[start SUPPLIED DATA]
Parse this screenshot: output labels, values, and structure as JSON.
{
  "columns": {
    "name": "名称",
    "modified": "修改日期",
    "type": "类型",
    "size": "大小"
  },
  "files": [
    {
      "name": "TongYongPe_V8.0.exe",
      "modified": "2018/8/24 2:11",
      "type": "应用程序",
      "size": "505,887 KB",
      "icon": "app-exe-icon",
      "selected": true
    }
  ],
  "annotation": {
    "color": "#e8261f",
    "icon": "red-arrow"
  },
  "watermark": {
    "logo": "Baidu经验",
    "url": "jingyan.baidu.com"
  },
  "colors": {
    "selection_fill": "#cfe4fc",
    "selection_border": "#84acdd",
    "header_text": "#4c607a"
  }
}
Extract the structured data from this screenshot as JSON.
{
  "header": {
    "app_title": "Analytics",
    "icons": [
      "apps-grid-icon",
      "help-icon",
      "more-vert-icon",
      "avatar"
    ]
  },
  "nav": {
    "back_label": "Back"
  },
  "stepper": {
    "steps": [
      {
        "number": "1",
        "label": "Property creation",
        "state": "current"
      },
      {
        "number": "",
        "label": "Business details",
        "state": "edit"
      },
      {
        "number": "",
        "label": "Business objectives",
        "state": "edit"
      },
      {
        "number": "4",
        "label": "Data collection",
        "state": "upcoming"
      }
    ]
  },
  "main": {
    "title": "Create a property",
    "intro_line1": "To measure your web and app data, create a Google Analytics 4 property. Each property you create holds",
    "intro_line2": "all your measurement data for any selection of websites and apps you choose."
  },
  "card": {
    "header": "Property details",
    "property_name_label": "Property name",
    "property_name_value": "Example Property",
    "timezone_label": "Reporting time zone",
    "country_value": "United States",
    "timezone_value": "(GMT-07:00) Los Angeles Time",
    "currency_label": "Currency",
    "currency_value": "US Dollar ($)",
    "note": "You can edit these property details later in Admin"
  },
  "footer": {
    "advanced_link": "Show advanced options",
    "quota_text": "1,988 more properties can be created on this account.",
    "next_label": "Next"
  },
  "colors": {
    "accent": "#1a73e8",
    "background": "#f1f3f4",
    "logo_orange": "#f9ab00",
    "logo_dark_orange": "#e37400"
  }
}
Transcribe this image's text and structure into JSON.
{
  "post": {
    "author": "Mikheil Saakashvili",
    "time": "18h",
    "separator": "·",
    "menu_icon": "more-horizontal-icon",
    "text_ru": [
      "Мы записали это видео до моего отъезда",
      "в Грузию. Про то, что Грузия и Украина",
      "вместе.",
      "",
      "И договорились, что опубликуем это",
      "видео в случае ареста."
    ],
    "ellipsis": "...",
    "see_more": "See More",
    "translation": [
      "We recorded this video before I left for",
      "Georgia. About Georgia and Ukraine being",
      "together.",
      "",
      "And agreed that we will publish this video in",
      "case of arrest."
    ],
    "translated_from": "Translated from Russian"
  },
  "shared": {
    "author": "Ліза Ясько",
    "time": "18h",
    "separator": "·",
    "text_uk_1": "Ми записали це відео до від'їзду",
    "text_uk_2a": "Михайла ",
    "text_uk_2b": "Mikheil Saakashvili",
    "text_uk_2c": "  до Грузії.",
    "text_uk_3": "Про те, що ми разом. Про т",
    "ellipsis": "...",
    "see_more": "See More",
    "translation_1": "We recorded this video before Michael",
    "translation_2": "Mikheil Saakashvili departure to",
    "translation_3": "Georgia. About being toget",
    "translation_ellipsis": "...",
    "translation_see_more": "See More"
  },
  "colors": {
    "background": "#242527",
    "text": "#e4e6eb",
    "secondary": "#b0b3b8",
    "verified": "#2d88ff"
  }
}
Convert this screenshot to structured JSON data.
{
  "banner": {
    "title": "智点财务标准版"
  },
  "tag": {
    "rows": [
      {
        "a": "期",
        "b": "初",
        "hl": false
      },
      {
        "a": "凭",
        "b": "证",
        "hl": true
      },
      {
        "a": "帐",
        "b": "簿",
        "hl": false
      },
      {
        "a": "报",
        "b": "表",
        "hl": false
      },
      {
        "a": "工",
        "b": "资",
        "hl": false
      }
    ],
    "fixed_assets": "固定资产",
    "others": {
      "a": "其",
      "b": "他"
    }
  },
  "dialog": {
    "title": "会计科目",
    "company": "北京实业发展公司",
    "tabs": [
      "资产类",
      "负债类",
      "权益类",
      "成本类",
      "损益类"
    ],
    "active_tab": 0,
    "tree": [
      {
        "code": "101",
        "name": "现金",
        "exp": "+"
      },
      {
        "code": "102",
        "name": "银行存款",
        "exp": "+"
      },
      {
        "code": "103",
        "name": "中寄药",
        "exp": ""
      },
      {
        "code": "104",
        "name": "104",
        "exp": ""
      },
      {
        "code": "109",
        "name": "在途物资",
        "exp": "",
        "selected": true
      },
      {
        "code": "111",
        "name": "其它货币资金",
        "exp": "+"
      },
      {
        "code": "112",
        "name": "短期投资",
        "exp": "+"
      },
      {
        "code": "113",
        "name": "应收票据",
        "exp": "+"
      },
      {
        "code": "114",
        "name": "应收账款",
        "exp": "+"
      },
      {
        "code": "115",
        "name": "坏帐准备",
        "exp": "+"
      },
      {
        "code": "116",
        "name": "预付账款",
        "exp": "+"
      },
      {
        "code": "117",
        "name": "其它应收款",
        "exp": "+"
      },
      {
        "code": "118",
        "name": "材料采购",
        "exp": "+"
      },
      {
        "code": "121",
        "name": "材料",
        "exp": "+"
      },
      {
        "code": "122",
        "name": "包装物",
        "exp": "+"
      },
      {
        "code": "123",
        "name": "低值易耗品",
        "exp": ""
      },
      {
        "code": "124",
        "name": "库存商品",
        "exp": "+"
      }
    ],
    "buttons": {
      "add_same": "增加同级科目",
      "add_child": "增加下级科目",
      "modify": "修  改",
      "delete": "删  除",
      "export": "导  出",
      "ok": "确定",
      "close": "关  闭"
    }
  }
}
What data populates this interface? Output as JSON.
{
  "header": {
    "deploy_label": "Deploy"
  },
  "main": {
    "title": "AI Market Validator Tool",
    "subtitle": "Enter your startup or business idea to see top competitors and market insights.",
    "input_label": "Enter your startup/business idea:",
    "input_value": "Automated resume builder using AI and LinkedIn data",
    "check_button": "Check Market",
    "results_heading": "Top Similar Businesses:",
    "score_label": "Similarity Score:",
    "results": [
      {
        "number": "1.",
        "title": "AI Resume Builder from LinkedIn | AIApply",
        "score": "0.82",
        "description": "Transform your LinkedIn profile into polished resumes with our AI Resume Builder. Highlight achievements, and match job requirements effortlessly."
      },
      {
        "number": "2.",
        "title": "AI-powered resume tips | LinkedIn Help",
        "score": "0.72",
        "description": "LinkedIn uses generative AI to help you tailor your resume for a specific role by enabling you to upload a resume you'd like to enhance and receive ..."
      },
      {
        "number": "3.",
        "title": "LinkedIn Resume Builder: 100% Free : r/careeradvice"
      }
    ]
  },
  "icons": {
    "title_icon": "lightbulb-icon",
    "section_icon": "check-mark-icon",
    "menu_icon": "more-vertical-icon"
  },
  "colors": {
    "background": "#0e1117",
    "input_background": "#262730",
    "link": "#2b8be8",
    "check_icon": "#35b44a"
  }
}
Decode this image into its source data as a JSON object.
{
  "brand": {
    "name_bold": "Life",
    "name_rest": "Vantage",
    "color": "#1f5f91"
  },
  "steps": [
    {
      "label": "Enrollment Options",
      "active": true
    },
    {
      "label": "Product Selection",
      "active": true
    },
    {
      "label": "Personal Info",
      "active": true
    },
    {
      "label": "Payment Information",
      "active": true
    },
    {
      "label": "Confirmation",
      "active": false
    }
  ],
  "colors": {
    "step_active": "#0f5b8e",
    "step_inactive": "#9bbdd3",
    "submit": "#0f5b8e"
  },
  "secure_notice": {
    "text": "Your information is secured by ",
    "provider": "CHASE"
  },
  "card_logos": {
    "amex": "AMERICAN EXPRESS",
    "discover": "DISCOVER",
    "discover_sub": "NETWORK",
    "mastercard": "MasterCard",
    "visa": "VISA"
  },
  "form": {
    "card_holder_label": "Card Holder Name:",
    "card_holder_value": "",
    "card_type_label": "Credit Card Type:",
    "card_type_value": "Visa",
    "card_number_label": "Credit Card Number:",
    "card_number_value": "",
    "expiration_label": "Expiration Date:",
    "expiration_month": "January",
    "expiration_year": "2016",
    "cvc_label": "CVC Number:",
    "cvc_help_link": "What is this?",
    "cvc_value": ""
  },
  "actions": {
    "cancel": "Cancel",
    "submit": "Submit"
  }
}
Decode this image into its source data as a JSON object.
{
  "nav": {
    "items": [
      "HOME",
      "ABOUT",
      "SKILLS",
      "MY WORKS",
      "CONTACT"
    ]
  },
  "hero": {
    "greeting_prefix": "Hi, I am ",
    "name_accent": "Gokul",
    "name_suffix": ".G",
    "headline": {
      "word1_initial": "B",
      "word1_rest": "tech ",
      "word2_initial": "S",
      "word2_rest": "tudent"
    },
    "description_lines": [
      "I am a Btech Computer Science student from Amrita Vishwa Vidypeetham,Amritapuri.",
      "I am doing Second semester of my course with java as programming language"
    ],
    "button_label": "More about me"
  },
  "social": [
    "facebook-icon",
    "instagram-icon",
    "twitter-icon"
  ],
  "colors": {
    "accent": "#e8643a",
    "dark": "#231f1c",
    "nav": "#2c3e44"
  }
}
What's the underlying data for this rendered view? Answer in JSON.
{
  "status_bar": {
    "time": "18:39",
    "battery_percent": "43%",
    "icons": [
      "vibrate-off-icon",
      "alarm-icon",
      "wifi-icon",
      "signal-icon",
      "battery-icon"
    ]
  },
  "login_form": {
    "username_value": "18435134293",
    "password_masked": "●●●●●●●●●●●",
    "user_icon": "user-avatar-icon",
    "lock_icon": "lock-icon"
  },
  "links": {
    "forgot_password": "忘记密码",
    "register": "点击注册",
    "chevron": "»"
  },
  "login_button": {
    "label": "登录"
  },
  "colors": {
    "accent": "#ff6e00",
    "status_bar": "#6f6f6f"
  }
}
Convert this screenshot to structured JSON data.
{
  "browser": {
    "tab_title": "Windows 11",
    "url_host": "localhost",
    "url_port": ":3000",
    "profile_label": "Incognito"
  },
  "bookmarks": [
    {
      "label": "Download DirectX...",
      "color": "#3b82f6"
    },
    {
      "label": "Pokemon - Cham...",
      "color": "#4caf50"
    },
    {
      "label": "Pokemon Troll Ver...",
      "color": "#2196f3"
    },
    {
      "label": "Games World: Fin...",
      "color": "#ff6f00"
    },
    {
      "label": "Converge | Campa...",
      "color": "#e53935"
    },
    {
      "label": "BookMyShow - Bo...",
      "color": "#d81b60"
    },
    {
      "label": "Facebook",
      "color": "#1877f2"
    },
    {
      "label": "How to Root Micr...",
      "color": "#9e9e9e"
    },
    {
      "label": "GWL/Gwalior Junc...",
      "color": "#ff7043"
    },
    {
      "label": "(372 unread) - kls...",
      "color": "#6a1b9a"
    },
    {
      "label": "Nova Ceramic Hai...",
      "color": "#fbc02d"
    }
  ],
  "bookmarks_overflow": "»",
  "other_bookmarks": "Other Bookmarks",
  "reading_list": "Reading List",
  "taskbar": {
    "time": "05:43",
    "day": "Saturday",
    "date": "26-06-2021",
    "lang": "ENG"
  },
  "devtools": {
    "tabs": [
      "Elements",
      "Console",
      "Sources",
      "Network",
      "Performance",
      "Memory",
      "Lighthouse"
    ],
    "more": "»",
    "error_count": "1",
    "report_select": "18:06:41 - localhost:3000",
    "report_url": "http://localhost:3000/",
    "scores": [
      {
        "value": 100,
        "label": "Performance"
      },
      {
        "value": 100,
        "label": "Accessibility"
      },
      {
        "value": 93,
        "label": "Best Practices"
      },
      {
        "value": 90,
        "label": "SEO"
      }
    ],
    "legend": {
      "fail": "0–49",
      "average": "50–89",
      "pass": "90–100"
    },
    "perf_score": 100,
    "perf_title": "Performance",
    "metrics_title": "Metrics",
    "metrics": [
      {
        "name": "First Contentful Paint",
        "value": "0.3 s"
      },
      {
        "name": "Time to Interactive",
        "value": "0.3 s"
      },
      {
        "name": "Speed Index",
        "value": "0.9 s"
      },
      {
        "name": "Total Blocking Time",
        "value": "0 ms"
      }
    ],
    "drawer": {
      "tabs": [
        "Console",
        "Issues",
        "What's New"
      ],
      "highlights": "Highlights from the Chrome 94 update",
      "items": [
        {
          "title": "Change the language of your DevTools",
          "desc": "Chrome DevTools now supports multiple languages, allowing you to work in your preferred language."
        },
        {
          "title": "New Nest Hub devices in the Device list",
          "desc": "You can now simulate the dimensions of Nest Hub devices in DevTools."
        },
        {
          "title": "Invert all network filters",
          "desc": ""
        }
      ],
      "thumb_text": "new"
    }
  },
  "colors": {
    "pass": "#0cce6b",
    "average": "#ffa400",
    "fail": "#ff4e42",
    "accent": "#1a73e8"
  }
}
[end SUPPLIED DATA]
YOUR INSTRUCTIONS:
Go through the records. Copy each line where "Nest" appears.

CORRECT ANSWER:
          "title": "New Nest Hub devices in the Device list",
          "desc": "You can now simulate the dimensions of Nest Hub devices in DevTools."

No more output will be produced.